::: DATA SHOWN
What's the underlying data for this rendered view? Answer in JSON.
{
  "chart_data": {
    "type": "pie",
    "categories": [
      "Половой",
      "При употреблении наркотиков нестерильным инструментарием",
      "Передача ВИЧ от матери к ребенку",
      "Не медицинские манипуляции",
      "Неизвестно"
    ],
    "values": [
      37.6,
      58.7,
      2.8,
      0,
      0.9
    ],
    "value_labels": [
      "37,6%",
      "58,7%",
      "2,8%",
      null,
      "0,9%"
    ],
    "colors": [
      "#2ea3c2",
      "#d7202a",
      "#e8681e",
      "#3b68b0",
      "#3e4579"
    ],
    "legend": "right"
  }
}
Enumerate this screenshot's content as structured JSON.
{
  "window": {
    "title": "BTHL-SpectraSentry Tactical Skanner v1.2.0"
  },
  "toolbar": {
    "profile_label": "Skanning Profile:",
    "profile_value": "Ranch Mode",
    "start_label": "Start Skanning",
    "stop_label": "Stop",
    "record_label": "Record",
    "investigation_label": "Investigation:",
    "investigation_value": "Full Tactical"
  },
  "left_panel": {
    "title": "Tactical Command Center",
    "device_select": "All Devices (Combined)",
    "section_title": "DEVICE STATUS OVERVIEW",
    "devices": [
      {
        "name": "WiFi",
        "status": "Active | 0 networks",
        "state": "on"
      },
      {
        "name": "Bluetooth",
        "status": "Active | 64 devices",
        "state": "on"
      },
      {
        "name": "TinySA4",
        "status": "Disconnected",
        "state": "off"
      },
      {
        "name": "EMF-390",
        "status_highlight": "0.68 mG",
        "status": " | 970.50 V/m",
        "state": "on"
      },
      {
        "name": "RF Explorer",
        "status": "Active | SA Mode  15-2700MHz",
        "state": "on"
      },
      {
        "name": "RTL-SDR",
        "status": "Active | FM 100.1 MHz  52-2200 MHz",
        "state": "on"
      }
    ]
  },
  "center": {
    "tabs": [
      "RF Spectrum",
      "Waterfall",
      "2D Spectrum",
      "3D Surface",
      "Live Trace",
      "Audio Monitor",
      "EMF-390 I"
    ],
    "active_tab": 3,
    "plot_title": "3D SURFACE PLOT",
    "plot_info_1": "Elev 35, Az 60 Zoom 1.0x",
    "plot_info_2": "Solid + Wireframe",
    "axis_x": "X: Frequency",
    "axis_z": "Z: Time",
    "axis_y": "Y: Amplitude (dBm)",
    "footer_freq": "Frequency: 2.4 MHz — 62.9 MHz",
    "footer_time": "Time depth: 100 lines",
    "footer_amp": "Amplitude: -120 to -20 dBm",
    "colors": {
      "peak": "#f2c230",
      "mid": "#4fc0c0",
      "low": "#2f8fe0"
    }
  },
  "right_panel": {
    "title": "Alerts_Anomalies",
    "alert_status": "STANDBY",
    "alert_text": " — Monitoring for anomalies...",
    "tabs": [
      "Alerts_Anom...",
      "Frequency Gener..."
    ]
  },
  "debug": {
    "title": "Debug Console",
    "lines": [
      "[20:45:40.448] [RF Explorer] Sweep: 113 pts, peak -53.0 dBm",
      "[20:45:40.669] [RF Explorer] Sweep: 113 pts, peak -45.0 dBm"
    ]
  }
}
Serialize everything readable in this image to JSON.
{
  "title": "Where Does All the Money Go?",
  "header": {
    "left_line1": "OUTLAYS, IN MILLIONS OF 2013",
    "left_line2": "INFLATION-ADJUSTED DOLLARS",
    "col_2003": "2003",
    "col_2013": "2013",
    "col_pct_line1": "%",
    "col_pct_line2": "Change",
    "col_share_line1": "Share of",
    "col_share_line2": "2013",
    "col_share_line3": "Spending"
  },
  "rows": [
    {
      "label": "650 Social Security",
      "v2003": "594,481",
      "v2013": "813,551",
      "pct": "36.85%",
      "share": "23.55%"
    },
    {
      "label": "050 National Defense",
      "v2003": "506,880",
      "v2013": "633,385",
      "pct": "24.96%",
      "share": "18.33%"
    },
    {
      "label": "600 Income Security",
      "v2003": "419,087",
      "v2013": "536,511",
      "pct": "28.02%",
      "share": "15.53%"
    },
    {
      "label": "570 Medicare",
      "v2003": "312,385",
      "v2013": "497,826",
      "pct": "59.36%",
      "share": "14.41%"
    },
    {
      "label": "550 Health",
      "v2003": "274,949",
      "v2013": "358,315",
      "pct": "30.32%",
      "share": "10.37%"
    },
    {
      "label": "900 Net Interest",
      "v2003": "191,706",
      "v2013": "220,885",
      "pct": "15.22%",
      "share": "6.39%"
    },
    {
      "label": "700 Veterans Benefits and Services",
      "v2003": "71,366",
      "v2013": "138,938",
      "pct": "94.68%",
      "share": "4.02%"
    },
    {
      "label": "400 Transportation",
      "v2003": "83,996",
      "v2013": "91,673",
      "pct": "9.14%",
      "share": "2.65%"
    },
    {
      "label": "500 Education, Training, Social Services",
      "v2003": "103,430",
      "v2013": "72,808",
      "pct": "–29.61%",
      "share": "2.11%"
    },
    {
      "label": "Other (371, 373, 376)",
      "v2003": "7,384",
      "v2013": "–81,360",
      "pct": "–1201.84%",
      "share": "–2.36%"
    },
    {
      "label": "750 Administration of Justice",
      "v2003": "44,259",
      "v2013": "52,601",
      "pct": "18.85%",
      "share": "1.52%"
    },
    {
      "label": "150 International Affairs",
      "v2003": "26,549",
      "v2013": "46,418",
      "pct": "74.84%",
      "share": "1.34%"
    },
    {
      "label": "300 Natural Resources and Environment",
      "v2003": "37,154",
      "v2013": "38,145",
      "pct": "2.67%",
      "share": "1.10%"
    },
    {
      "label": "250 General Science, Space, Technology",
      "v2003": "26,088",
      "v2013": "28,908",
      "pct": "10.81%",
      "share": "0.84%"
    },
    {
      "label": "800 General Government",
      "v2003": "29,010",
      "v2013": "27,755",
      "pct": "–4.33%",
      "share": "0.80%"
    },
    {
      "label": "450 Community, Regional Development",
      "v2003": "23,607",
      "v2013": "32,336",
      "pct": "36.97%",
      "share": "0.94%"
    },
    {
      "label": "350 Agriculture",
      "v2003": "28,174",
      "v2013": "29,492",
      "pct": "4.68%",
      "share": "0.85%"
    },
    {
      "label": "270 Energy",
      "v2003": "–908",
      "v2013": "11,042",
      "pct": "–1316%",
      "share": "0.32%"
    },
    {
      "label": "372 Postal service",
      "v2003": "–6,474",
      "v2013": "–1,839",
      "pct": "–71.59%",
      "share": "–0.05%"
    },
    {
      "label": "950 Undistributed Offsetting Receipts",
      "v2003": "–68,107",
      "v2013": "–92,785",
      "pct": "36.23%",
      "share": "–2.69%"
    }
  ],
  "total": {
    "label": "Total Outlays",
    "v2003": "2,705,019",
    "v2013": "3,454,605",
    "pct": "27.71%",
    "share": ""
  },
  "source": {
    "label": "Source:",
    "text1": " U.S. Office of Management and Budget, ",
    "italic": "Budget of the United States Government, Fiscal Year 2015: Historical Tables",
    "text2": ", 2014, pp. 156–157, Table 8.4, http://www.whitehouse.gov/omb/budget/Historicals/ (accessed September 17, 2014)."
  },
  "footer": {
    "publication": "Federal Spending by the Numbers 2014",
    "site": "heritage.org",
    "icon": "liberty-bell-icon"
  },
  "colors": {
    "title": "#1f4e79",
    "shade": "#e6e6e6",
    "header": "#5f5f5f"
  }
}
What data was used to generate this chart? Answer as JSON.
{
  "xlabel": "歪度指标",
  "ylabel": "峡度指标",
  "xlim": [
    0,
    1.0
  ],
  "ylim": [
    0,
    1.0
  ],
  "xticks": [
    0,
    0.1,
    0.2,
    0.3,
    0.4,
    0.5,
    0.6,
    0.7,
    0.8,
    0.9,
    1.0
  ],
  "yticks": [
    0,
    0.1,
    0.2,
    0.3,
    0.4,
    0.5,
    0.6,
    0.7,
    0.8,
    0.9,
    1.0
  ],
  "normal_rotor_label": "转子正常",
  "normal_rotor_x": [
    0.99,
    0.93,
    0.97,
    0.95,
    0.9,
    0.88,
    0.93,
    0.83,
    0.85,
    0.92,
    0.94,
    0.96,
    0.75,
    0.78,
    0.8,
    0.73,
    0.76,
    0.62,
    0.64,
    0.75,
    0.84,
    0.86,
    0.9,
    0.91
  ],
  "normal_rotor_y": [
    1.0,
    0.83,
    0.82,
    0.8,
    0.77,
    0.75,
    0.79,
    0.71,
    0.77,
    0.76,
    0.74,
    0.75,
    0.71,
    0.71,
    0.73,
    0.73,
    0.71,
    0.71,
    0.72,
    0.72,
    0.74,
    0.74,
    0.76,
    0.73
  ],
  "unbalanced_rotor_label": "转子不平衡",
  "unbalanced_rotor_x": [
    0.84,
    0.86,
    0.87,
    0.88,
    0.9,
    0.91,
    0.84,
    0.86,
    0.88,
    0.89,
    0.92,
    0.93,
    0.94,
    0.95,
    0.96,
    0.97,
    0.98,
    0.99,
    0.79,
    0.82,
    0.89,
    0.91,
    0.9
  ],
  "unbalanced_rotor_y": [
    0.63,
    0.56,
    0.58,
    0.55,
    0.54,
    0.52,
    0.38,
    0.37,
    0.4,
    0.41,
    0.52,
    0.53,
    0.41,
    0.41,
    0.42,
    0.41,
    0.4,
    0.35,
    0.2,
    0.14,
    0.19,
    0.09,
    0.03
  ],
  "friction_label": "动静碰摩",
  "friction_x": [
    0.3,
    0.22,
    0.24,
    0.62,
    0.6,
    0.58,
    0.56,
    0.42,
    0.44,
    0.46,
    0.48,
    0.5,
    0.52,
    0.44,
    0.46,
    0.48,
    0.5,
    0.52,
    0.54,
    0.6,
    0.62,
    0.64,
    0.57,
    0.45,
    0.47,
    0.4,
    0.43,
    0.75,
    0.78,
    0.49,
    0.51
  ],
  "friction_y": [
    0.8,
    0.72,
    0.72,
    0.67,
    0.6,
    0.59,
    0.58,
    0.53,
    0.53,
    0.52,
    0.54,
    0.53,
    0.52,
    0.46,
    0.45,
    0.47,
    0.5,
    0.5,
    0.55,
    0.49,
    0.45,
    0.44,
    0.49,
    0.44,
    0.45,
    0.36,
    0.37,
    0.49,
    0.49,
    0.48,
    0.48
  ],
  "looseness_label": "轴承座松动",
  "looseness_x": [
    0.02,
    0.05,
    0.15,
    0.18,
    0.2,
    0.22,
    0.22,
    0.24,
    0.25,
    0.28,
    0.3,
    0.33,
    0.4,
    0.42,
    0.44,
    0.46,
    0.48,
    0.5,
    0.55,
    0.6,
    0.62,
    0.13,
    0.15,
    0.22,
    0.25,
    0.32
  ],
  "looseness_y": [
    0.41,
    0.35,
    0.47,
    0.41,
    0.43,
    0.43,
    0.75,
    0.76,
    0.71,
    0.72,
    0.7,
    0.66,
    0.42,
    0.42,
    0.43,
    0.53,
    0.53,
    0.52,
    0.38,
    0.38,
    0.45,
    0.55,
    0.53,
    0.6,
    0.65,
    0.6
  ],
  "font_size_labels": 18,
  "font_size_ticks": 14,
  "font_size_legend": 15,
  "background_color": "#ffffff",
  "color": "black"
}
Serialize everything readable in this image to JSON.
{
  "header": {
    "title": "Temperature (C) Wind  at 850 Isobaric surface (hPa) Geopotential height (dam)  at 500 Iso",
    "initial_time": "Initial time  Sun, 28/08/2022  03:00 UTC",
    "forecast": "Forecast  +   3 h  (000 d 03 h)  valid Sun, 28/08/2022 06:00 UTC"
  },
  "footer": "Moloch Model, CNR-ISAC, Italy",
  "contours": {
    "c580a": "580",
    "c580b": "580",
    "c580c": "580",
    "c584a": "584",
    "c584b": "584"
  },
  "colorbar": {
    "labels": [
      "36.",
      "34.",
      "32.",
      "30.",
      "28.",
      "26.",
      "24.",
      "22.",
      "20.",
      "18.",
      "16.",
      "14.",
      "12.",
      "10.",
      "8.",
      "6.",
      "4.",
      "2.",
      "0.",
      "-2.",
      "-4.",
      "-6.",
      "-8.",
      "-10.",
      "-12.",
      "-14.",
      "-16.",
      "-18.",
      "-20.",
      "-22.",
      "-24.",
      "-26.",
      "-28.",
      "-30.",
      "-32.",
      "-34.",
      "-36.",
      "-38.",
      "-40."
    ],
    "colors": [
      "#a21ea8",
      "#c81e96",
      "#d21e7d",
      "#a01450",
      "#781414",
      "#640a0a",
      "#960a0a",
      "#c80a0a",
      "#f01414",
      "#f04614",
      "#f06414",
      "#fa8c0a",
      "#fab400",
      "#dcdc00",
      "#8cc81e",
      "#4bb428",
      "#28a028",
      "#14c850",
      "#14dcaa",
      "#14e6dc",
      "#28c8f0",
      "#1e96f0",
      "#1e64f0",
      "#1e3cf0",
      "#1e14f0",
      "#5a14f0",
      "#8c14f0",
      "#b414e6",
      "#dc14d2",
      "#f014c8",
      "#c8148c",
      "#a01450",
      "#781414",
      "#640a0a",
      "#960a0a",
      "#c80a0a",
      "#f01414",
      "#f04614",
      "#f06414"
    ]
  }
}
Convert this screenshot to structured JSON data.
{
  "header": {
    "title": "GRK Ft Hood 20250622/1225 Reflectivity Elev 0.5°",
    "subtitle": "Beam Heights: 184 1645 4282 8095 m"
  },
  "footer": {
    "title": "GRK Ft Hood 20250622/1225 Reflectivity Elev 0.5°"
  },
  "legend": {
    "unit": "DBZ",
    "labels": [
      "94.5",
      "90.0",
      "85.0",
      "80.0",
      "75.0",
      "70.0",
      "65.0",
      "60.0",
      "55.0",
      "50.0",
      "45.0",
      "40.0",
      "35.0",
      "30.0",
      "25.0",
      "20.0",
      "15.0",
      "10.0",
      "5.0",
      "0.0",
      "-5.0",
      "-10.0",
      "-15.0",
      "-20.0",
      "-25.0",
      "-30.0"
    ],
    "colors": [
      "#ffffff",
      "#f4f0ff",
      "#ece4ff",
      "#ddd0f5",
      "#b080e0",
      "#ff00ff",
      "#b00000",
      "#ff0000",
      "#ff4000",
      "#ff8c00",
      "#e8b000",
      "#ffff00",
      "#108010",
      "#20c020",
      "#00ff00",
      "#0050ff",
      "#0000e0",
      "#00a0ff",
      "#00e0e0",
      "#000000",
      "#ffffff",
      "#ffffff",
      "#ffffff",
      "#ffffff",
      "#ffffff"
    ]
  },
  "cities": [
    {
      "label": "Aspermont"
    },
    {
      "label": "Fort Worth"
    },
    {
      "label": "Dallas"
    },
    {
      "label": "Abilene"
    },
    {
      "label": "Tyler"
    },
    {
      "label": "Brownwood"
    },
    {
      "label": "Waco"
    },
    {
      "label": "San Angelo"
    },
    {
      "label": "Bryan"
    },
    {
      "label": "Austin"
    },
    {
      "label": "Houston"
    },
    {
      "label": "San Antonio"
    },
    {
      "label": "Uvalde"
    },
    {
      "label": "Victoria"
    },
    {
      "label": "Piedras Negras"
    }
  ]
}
::::::
▸ **WHAT IS EXPECTED**
Give only the number of lines in the material above that include the word "Tactical".

▸ **OUTPUT FOR THIS TASK**
3